## EXERCISE
Count only the lines of the records that hold "nicht", then give the number without any other words.

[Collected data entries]
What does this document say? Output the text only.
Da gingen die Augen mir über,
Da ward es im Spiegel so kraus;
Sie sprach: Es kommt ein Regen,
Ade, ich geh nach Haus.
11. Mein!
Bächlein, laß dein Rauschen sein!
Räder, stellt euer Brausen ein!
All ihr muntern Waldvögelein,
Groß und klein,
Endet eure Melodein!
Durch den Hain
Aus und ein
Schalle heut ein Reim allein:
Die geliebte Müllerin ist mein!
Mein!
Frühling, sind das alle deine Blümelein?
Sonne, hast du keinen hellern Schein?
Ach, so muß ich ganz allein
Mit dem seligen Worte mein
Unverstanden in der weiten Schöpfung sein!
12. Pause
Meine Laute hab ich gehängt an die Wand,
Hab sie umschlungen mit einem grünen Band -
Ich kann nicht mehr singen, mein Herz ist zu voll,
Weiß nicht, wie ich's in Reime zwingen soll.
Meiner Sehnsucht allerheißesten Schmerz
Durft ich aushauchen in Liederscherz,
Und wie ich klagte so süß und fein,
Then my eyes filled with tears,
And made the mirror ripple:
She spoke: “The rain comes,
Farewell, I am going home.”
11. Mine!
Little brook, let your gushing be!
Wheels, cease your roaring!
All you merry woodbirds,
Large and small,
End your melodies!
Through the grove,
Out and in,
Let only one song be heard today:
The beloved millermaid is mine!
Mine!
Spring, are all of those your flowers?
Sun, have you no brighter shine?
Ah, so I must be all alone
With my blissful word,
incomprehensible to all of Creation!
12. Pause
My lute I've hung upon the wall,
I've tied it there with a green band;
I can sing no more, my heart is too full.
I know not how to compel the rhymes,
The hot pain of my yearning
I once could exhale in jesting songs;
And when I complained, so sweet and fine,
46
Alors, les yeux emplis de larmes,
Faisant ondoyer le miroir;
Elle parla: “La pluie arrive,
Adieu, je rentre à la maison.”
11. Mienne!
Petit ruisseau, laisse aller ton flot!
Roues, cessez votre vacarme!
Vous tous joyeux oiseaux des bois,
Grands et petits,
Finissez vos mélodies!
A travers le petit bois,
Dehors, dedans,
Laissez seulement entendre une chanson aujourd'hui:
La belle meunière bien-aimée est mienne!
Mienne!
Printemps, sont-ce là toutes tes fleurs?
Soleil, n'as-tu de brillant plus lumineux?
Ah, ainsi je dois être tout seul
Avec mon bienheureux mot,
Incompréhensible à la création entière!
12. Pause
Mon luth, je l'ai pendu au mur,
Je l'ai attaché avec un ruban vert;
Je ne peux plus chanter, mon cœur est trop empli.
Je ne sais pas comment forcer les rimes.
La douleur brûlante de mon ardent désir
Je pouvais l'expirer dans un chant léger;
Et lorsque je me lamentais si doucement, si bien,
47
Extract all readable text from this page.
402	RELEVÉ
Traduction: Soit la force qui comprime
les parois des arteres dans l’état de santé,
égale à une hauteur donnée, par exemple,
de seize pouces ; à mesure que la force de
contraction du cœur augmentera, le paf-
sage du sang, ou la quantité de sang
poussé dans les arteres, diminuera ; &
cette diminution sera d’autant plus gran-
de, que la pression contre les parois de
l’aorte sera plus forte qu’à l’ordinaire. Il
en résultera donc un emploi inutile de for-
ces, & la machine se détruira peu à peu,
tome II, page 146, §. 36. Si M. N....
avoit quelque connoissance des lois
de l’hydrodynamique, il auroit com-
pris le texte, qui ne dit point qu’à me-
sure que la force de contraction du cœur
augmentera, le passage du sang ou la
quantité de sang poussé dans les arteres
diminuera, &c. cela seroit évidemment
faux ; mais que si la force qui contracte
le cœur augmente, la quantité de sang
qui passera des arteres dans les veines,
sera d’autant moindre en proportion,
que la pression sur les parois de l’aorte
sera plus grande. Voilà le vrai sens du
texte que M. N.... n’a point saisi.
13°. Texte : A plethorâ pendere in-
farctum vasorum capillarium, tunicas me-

## SOLUTION FOR THIS TASK
2